* _TO BE DONE_
From the entries that follow, pick out all lines holding "long".
##### GIVEN DATA
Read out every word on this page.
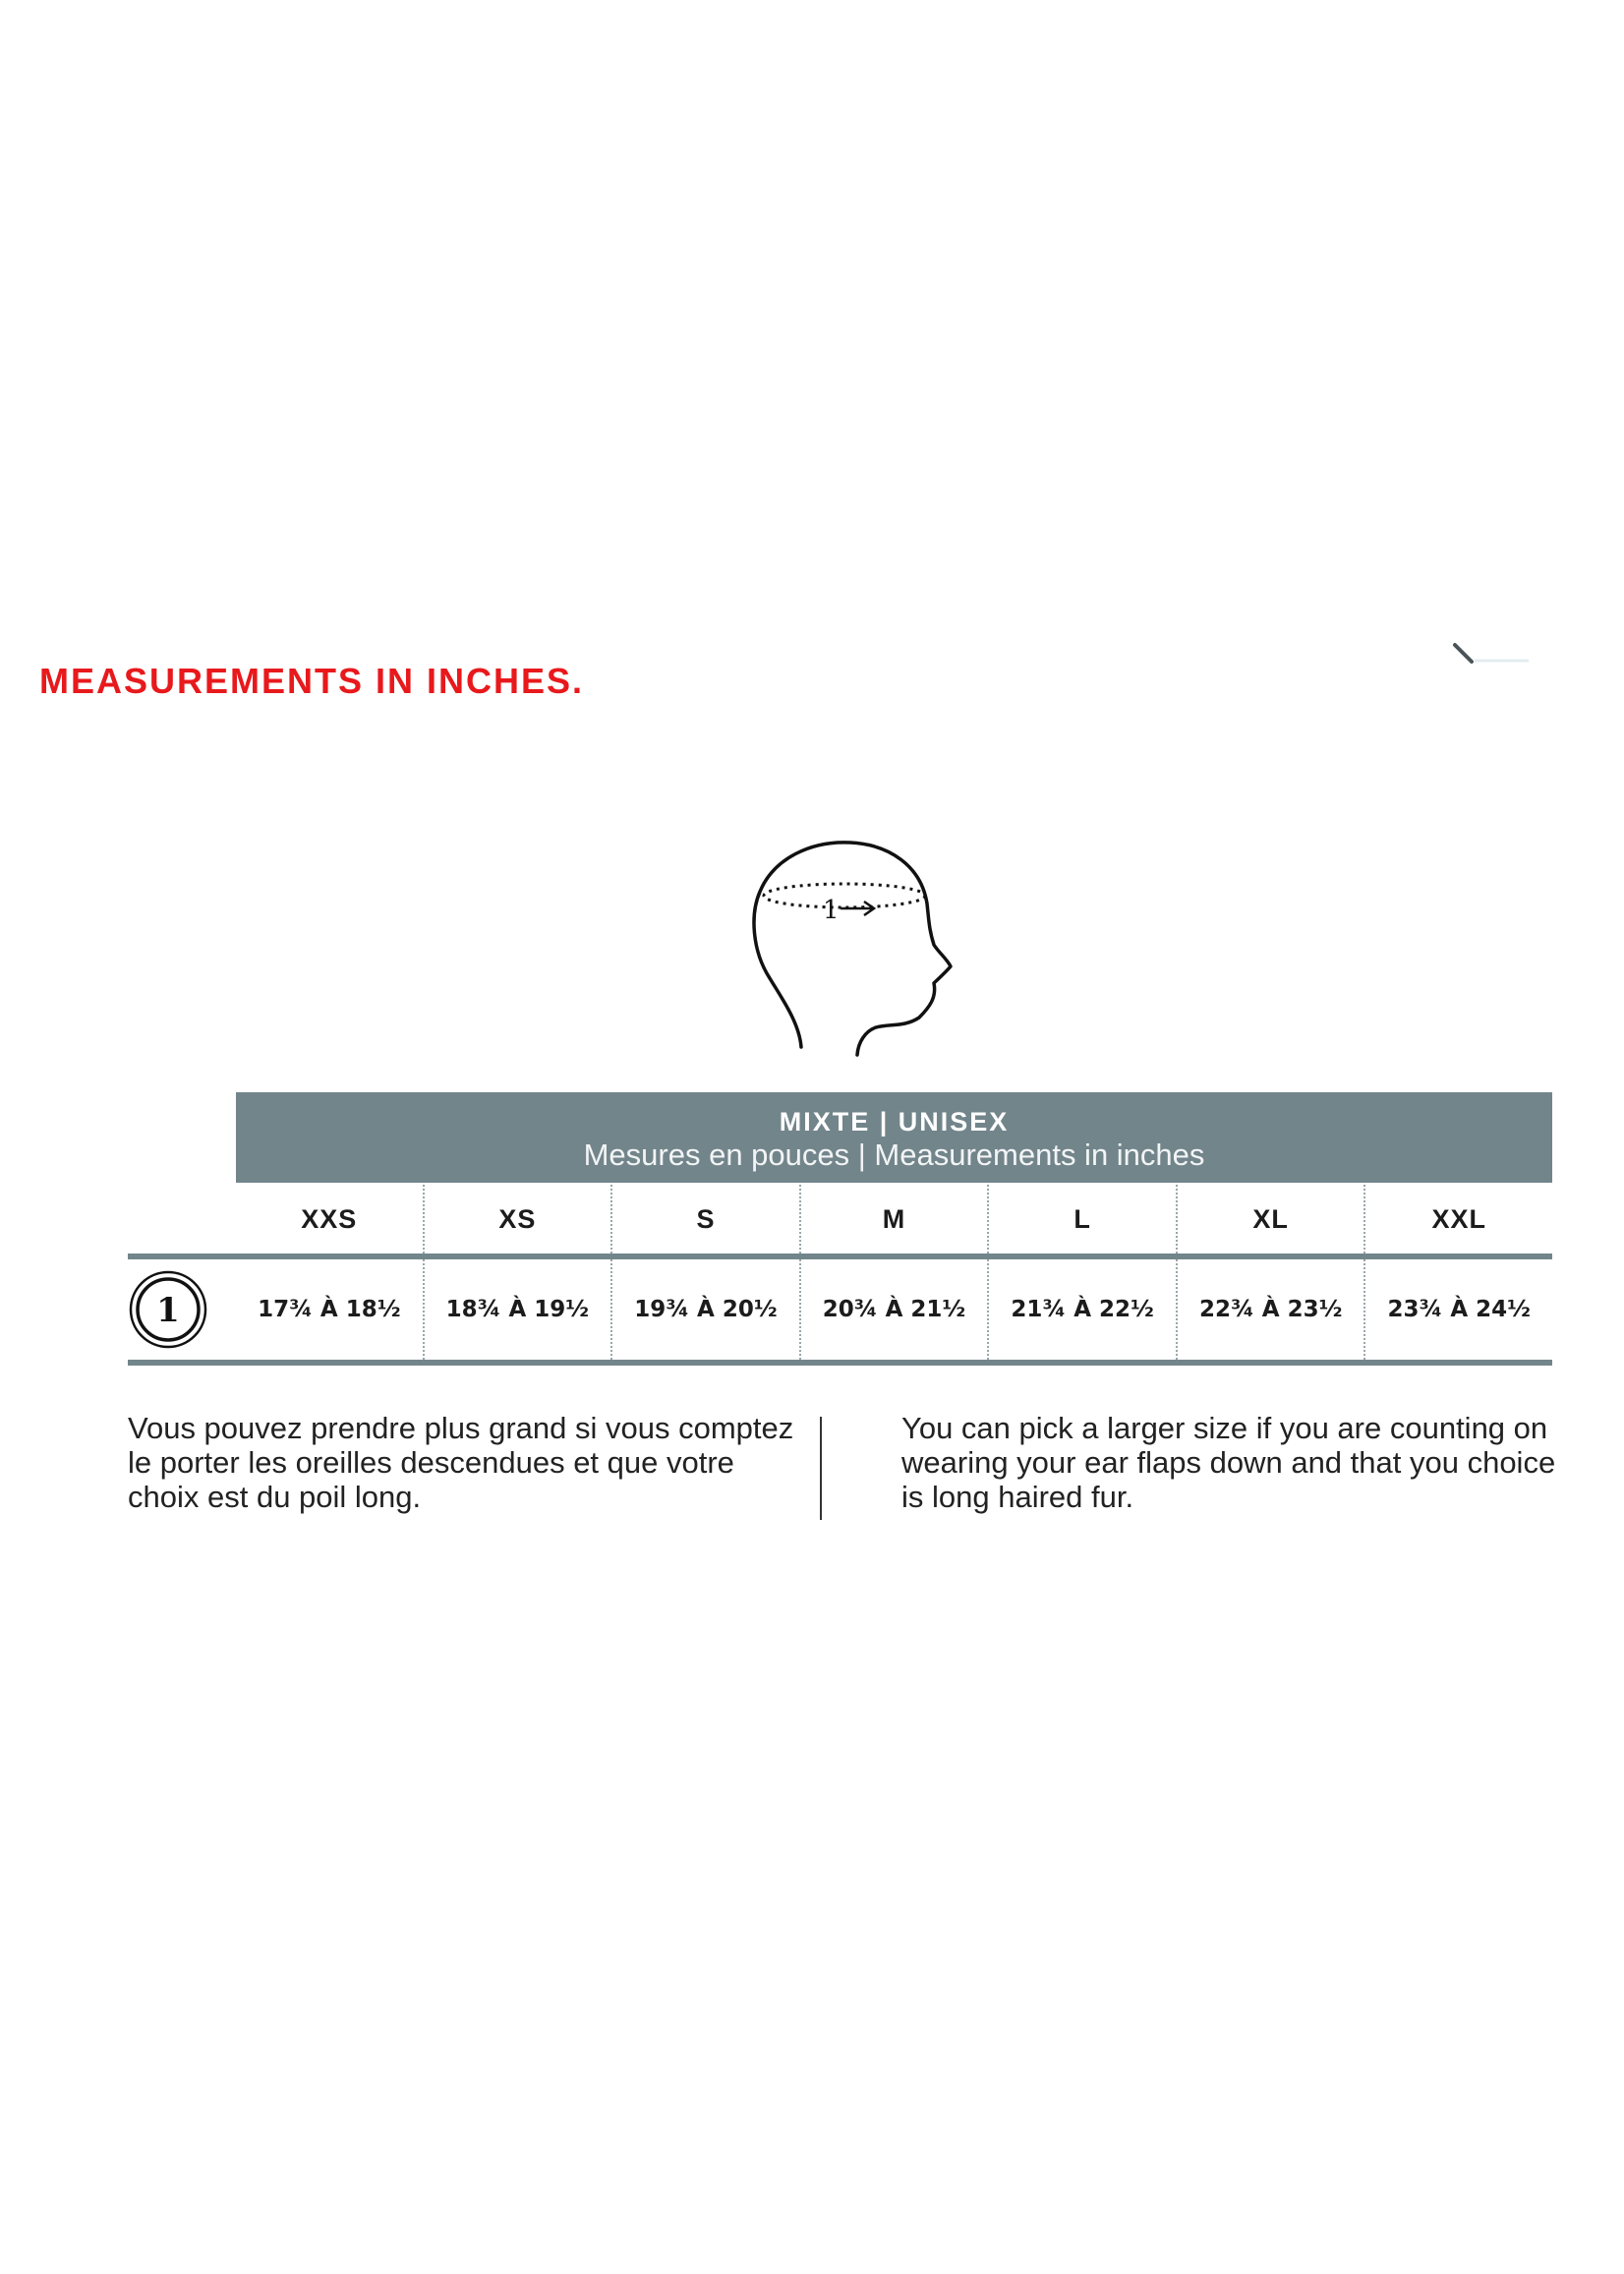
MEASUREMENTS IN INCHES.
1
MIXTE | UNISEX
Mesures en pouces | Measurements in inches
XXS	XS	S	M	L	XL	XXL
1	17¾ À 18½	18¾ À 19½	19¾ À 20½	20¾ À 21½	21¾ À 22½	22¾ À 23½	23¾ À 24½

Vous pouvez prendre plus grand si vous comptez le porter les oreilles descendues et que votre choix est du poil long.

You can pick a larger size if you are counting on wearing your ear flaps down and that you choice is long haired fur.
##########
* _FULL RESPONSE_
Vous pouvez prendre plus grand si vous comptez le porter les oreilles descendues et que votre choix est du poil long.
You can pick a larger size if you are counting on wearing your ear flaps down and that you choice is long haired fur.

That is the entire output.